**The exercise:**
Leave out the pictures and repeat the rest of the material exactly.

**Records from a collection:**
================

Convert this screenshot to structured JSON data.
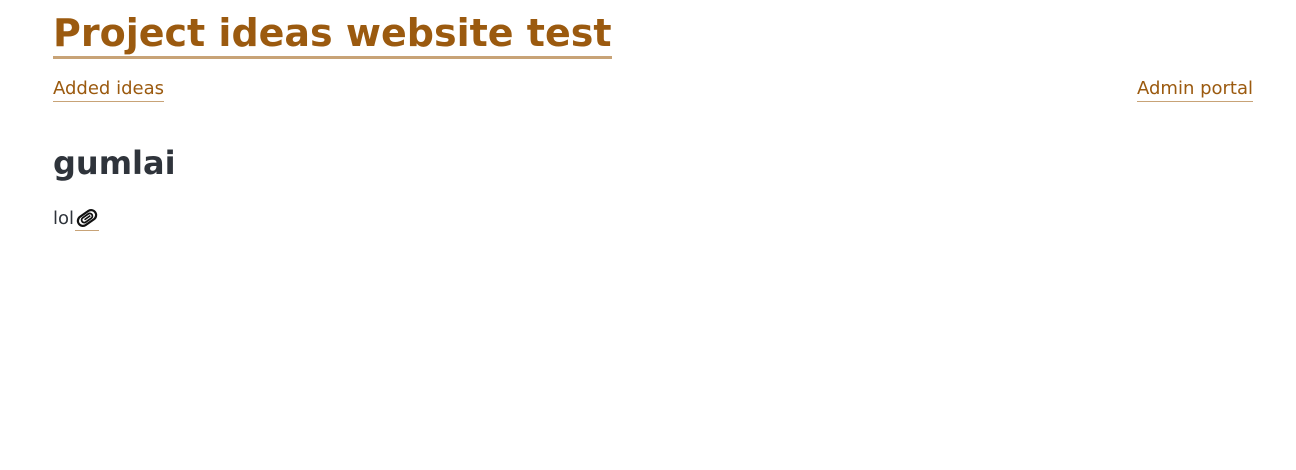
{
  "header": {
    "site_title": "Project ideas website test",
    "nav": {
      "added_ideas": "Added ideas",
      "admin_portal": "Admin portal"
    }
  },
  "idea": {
    "title": "gumlai",
    "description": "lol",
    "attachment_icon": "paperclip-icon"
  },
  "colors": {
    "link": "#9b5a0f",
    "link_underline": "#c8a377",
    "text": "#2f343b",
    "background": "#ffffff"
  }
}
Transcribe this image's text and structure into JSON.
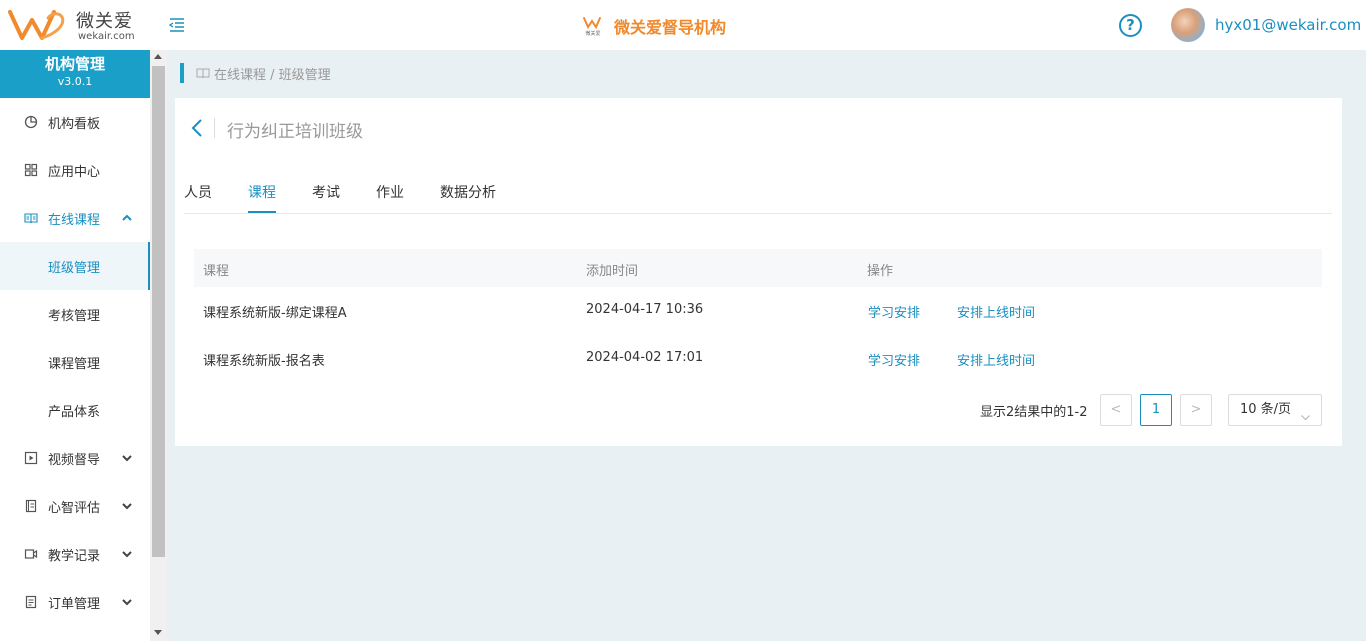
{
  "header": {
    "logo_text": "微关爱",
    "logo_sub": "wekair.com",
    "brand_title": "微关爱督导机构",
    "brand_mark_text": "微关爱",
    "user_email": "hyx01@wekair.com",
    "help_glyph": "?"
  },
  "sidebar": {
    "title": "机构管理",
    "version": "v3.0.1",
    "items": [
      {
        "label": "机构看板",
        "icon": "pie-chart-icon"
      },
      {
        "label": "应用中心",
        "icon": "grid-icon"
      },
      {
        "label": "在线课程",
        "icon": "book-icon",
        "expanded": true
      },
      {
        "label": "班级管理",
        "selected": true
      },
      {
        "label": "考核管理"
      },
      {
        "label": "课程管理"
      },
      {
        "label": "产品体系"
      },
      {
        "label": "视频督导",
        "icon": "video-play-icon"
      },
      {
        "label": "心智评估",
        "icon": "notebook-icon"
      },
      {
        "label": "教学记录",
        "icon": "camera-icon"
      },
      {
        "label": "订单管理",
        "icon": "receipt-icon"
      }
    ]
  },
  "breadcrumb": {
    "text": "在线课程 / 班级管理"
  },
  "page": {
    "title": "行为纠正培训班级",
    "tabs": [
      "人员",
      "课程",
      "考试",
      "作业",
      "数据分析"
    ],
    "active_tab": "课程"
  },
  "table": {
    "columns": [
      "课程",
      "添加时间",
      "操作"
    ],
    "rows": [
      {
        "course": "课程系统新版-绑定课程A",
        "time": "2024-04-17 10:36",
        "action1": "学习安排",
        "action2": "安排上线时间"
      },
      {
        "course": "课程系统新版-报名表",
        "time": "2024-04-02 17:01",
        "action1": "学习安排",
        "action2": "安排上线时间"
      }
    ]
  },
  "pagination": {
    "info": "显示2结果中的1-2",
    "prev": "<",
    "current": "1",
    "next": ">",
    "page_size": "10 条/页"
  },
  "colors": {
    "accent": "#1a8fc0",
    "sidebar_head": "#1a9fc9",
    "brand": "#f08a2c",
    "background": "#e9f0f3"
  }
}
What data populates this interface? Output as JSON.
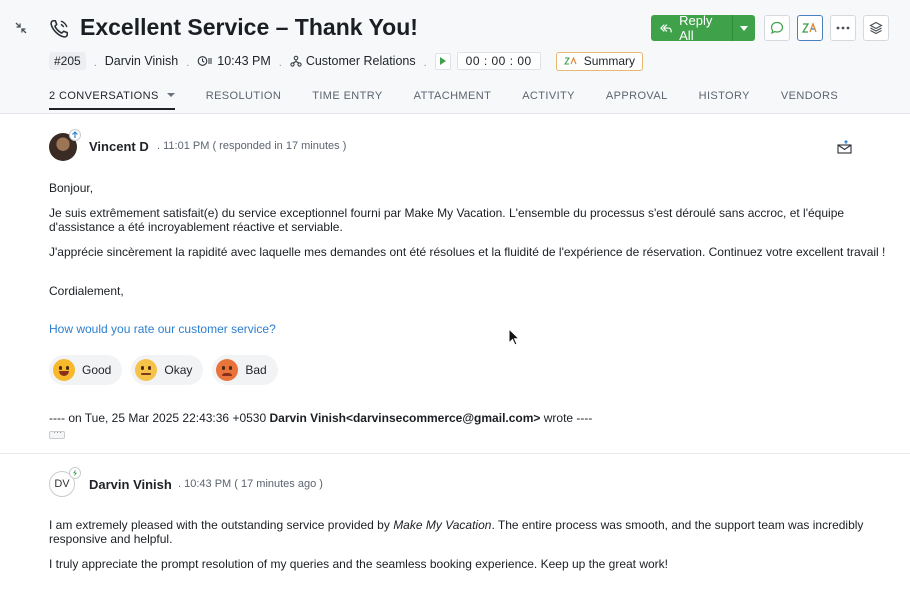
{
  "ticket": {
    "title": "Excellent Service – Thank You!",
    "id": "#205",
    "contact": "Darvin Vinish",
    "due_time": "10:43 PM",
    "department": "Customer Relations",
    "timer": "00 : 00 : 00",
    "summary_label": "Summary"
  },
  "actions": {
    "reply_all_label": "Reply All"
  },
  "tabs": [
    {
      "label": "2 CONVERSATIONS",
      "active": true
    },
    {
      "label": "RESOLUTION"
    },
    {
      "label": "TIME ENTRY"
    },
    {
      "label": "ATTACHMENT"
    },
    {
      "label": "ACTIVITY"
    },
    {
      "label": "APPROVAL"
    },
    {
      "label": "HISTORY"
    },
    {
      "label": "VENDORS"
    }
  ],
  "conversations": [
    {
      "sender": "Vincent D",
      "time": "11:01 PM ( responded in 17 minutes )",
      "paragraphs": [
        "Bonjour,",
        "Je suis extrêmement satisfait(e) du service exceptionnel fourni par Make My Vacation. L'ensemble du processus s'est déroulé sans accroc, et l'équipe d'assistance a été incroyablement réactive et serviable.",
        "J'apprécie sincèrement la rapidité avec laquelle mes demandes ont été résolues et la fluidité de l'expérience de réservation. Continuez votre excellent travail !",
        "Cordialement,"
      ],
      "rating_prompt": "How would you rate our customer service?",
      "ratings": [
        "Good",
        "Okay",
        "Bad"
      ],
      "quote_prefix": "---- on Tue, 25 Mar 2025 22:43:36 +0530 ",
      "quote_author": "Darvin Vinish<darvinsecommerce@gmail.com>",
      "quote_suffix": " wrote ----"
    },
    {
      "sender": "Darvin Vinish",
      "initials": "DV",
      "time": "10:43 PM ( 17 minutes ago )",
      "p1_before": "I am extremely pleased with the outstanding service provided by ",
      "p1_em": "Make My Vacation",
      "p1_after": ". The entire process was smooth, and the support team was incredibly responsive and helpful.",
      "p2": "I truly appreciate the prompt resolution of my queries and the seamless booking experience. Keep up the great work!"
    }
  ],
  "colors": {
    "reply_green": "#3fa14a",
    "link_blue": "#2c7fd0",
    "summary_border": "#e7b86f"
  },
  "icons": [
    "collapse-icon",
    "phone-icon",
    "reply-all-icon",
    "chevron-down-icon",
    "chat-icon",
    "zia-icon",
    "more-icon",
    "layers-icon",
    "clock-icon",
    "department-icon",
    "play-icon",
    "summary-icon",
    "reply-mail-icon",
    "emoji-good-icon",
    "emoji-okay-icon",
    "emoji-bad-icon"
  ]
}
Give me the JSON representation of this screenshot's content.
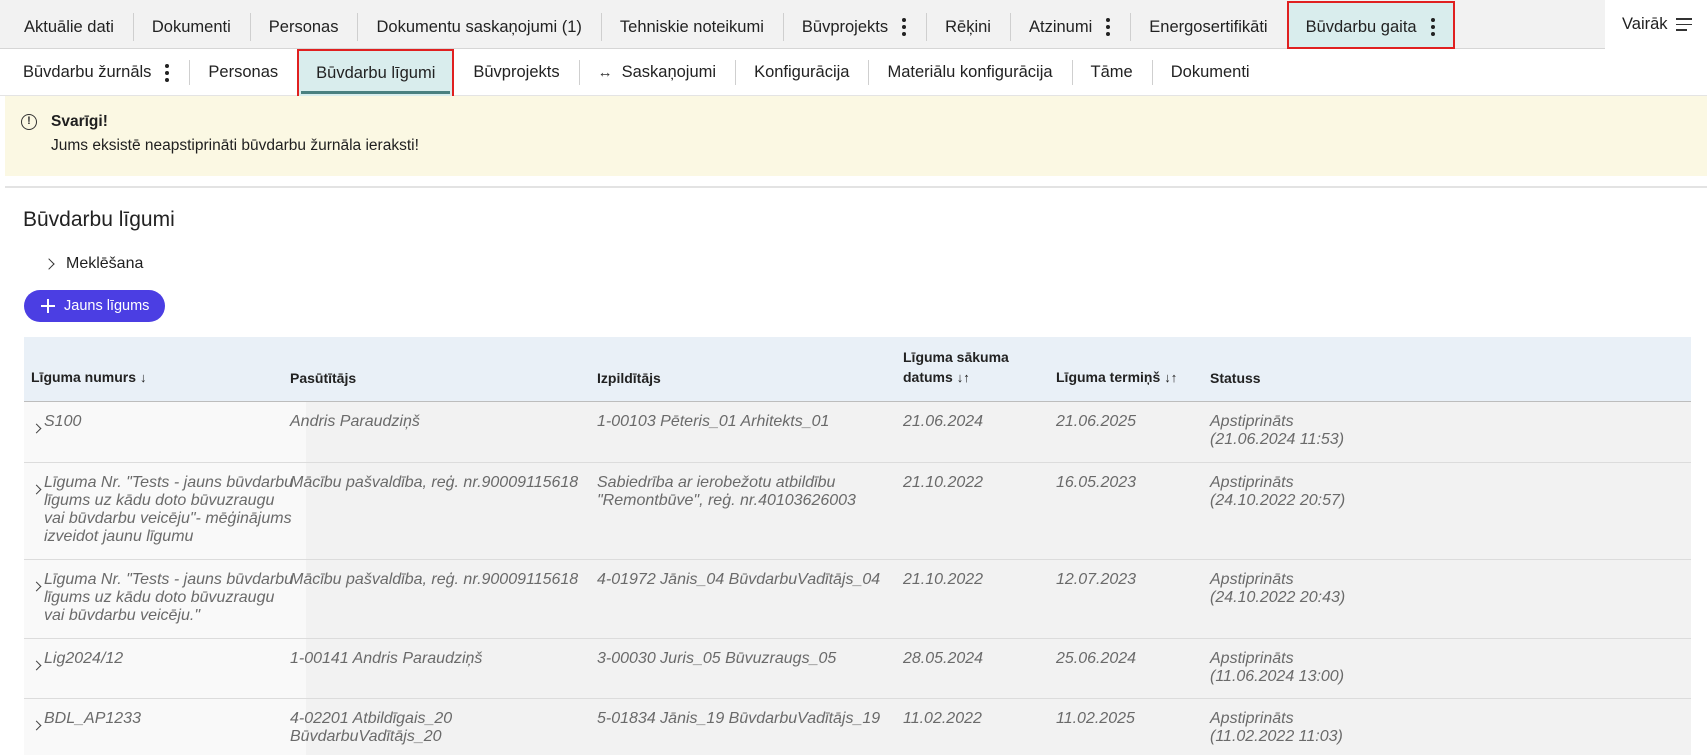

================

**Solution to the exercise:**
Convert this screenshot to structured JSON data.
{
  "header": {
    "site_title": "Project ideas website test",
    "nav": {
      "added_ideas": "Added ideas",
      "admin_portal": "Admin portal"
    }
  },
  "idea": {
    "title": "gumlai",
    "description": "lol",
    "attachment_icon": "paperclip-icon"
  },
  "colors": {
    "link": "#9b5a0f",
    "link_underline": "#c8a377",
    "text": "#2f343b",
    "background": "#ffffff"
  }
}
Transcribe this image's text and structure into JSON.
{
  "header": {
    "logo_text": "微关爱",
    "logo_sub": "wekair.com",
    "brand_title": "微关爱督导机构",
    "brand_mark_text": "微关爱",
    "user_email": "hyx01@wekair.com",
    "help_glyph": "?"
  },
  "sidebar": {
    "title": "机构管理",
    "version": "v3.0.1",
    "items": [
      {
        "label": "机构看板",
        "icon": "pie-chart-icon"
      },
      {
        "label": "应用中心",
        "icon": "grid-icon"
      },
      {
        "label": "在线课程",
        "icon": "book-icon",
        "expanded": true
      },
      {
        "label": "班级管理",
        "selected": true
      },
      {
        "label": "考核管理"
      },
      {
        "label": "课程管理"
      },
      {
        "label": "产品体系"
      },
      {
        "label": "视频督导",
        "icon": "video-play-icon"
      },
      {
        "label": "心智评估",
        "icon": "notebook-icon"
      },
      {
        "label": "教学记录",
        "icon": "camera-icon"
      },
      {
        "label": "订单管理",
        "icon": "receipt-icon"
      }
    ]
  },
  "breadcrumb": {
    "text": "在线课程 / 班级管理"
  },
  "page": {
    "title": "行为纠正培训班级",
    "tabs": [
      "人员",
      "课程",
      "考试",
      "作业",
      "数据分析"
    ],
    "active_tab": "课程"
  },
  "table": {
    "columns": [
      "课程",
      "添加时间",
      "操作"
    ],
    "rows": [
      {
        "course": "课程系统新版-绑定课程A",
        "time": "2024-04-17 10:36",
        "action1": "学习安排",
        "action2": "安排上线时间"
      },
      {
        "course": "课程系统新版-报名表",
        "time": "2024-04-02 17:01",
        "action1": "学习安排",
        "action2": "安排上线时间"
      }
    ]
  },
  "pagination": {
    "info": "显示2结果中的1-2",
    "prev": "<",
    "current": "1",
    "next": ">",
    "page_size": "10 条/页"
  },
  "colors": {
    "accent": "#1a8fc0",
    "sidebar_head": "#1a9fc9",
    "brand": "#f08a2c",
    "background": "#e9f0f3"
  }
}
What data populates this interface? Output as JSON.
{
  "ticket": {
    "title": "Excellent Service – Thank You!",
    "id": "#205",
    "contact": "Darvin Vinish",
    "due_time": "10:43 PM",
    "department": "Customer Relations",
    "timer": "00 : 00 : 00",
    "summary_label": "Summary"
  },
  "actions": {
    "reply_all_label": "Reply All"
  },
  "tabs": [
    {
      "label": "2 CONVERSATIONS",
      "active": true
    },
    {
      "label": "RESOLUTION"
    },
    {
      "label": "TIME ENTRY"
    },
    {
      "label": "ATTACHMENT"
    },
    {
      "label": "ACTIVITY"
    },
    {
      "label": "APPROVAL"
    },
    {
      "label": "HISTORY"
    },
    {
      "label": "VENDORS"
    }
  ],
  "conversations": [
    {
      "sender": "Vincent D",
      "time": "11:01 PM ( responded in 17 minutes )",
      "paragraphs": [
        "Bonjour,",
        "Je suis extrêmement satisfait(e) du service exceptionnel fourni par Make My Vacation. L'ensemble du processus s'est déroulé sans accroc, et l'équipe d'assistance a été incroyablement réactive et serviable.",
        "J'apprécie sincèrement la rapidité avec laquelle mes demandes ont été résolues et la fluidité de l'expérience de réservation. Continuez votre excellent travail !",
        "Cordialement,"
      ],
      "rating_prompt": "How would you rate our customer service?",
      "ratings": [
        "Good",
        "Okay",
        "Bad"
      ],
      "quote_prefix": "---- on Tue, 25 Mar 2025 22:43:36 +0530 ",
      "quote_author": "Darvin Vinish<darvinsecommerce@gmail.com>",
      "quote_suffix": " wrote ----"
    },
    {
      "sender": "Darvin Vinish",
      "initials": "DV",
      "time": "10:43 PM ( 17 minutes ago )",
      "p1_before": "I am extremely pleased with the outstanding service provided by ",
      "p1_em": "Make My Vacation",
      "p1_after": ". The entire process was smooth, and the support team was incredibly responsive and helpful.",
      "p2": "I truly appreciate the prompt resolution of my queries and the seamless booking experience. Keep up the great work!"
    }
  ],
  "colors": {
    "reply_green": "#3fa14a",
    "link_blue": "#2c7fd0",
    "summary_border": "#e7b86f"
  },
  "icons": [
    "collapse-icon",
    "phone-icon",
    "reply-all-icon",
    "chevron-down-icon",
    "chat-icon",
    "zia-icon",
    "more-icon",
    "layers-icon",
    "clock-icon",
    "department-icon",
    "play-icon",
    "summary-icon",
    "reply-mail-icon",
    "emoji-good-icon",
    "emoji-okay-icon",
    "emoji-bad-icon"
  ]
}
Give me the JSON representation of this screenshot's content.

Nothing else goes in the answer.